Objective: Look below for the line with "Read all visible content and emit it as JSON.". Extract that line and each one after it through the last, word for word.

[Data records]

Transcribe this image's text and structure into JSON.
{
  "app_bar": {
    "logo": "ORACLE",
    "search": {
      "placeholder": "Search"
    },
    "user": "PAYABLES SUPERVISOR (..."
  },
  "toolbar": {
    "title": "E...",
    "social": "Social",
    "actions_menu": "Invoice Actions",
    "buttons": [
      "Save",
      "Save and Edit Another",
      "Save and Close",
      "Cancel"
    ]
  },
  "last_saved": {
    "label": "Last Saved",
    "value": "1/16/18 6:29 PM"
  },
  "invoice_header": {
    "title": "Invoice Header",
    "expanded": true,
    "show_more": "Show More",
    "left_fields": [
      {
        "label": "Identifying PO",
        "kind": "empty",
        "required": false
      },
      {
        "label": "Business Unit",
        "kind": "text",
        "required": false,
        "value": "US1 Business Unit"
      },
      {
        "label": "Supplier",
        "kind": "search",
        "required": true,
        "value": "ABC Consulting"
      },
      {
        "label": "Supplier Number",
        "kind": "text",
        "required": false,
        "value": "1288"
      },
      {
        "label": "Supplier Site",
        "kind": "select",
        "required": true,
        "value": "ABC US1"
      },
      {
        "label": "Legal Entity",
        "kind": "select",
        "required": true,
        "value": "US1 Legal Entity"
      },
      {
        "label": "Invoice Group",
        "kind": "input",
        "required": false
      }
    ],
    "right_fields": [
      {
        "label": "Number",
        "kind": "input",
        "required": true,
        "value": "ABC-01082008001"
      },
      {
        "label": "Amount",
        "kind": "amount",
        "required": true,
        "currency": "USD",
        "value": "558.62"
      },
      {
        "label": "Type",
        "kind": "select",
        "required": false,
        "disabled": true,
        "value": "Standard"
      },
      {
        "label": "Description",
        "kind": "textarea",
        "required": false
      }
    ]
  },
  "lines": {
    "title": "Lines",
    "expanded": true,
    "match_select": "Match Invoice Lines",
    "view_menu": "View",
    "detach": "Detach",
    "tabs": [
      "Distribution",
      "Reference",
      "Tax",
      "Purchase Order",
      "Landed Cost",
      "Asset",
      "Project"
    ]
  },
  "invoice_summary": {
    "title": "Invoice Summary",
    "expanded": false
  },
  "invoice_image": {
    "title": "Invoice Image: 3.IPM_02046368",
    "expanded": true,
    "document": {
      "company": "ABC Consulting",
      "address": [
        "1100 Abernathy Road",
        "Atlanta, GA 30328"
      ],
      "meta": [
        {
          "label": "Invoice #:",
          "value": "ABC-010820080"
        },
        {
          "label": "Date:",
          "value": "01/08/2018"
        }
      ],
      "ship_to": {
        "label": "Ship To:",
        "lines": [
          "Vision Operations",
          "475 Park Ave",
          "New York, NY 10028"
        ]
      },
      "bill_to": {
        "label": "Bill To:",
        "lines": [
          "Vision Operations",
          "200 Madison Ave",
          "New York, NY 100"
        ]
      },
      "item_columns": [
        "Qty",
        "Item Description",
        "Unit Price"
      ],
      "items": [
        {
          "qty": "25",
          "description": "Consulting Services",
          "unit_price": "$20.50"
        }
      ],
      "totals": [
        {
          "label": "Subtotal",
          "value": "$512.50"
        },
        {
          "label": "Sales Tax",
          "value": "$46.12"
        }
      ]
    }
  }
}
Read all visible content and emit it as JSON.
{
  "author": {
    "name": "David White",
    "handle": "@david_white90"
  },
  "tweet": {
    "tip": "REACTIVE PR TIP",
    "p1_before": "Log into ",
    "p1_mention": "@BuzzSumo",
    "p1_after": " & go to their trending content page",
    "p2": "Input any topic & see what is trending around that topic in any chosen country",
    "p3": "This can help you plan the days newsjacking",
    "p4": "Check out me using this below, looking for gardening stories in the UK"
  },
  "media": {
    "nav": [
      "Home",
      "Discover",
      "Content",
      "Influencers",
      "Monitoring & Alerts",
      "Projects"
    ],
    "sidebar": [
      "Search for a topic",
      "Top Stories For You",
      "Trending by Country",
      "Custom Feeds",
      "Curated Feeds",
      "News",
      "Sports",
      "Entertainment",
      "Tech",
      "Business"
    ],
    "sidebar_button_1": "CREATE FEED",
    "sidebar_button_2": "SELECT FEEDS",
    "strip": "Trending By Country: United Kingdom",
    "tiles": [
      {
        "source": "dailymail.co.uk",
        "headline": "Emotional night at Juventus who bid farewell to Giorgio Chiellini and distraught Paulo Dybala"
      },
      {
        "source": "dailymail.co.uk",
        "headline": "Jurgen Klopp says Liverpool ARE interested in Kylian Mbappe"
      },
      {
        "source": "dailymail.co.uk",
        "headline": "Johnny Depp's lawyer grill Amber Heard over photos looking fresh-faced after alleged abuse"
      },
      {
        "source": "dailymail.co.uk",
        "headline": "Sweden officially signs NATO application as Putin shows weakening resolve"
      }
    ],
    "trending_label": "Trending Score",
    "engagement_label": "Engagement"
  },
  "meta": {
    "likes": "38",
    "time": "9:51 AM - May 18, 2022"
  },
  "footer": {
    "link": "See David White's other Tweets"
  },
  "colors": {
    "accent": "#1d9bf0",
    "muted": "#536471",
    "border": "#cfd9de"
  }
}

Response to this exercise:
Read all visible content and emit it as JSON.
{
  "author": {
    "name": "David White",
    "handle": "@david_white90"
  },
  "tweet": {
    "tip": "REACTIVE PR TIP",
    "p1_before": "Log into ",
    "p1_mention": "@BuzzSumo",
    "p1_after": " & go to their trending content page",
    "p2": "Input any topic & see what is trending around that topic in any chosen country",
    "p3": "This can help you plan the days newsjacking",
    "p4": "Check out me using this below, looking for gardening stories in the UK"
  },
  "media": {
    "nav": [
      "Home",
      "Discover",
      "Content",
      "Influencers",
      "Monitoring & Alerts",
      "Projects"
    ],
    "sidebar": [
      "Search for a topic",
      "Top Stories For You",
      "Trending by Country",
      "Custom Feeds",
      "Curated Feeds",
      "News",
      "Sports",
      "Entertainment",
      "Tech",
      "Business"
    ],
    "sidebar_button_1": "CREATE FEED",
    "sidebar_button_2": "SELECT FEEDS",
    "strip": "Trending By Country: United Kingdom",
    "tiles": [
      {
        "source": "dailymail.co.uk",
        "headline": "Emotional night at Juventus who bid farewell to Giorgio Chiellini and distraught Paulo Dybala"
      },
      {
        "source": "dailymail.co.uk",
        "headline": "Jurgen Klopp says Liverpool ARE interested in Kylian Mbappe"
      },
      {
        "source": "dailymail.co.uk",
        "headline": "Johnny Depp's lawyer grill Amber Heard over photos looking fresh-faced after alleged abuse"
      },
      {
        "source": "dailymail.co.uk",
        "headline": "Sweden officially signs NATO application as Putin shows weakening resolve"
      }
    ],
    "trending_label": "Trending Score",
    "engagement_label": "Engagement"
  },
  "meta": {
    "likes": "38",
    "time": "9:51 AM - May 18, 2022"
  },
  "footer": {
    "link": "See David White's other Tweets"
  },
  "colors": {
    "accent": "#1d9bf0",
    "muted": "#536471",
    "border": "#cfd9de"
  }
}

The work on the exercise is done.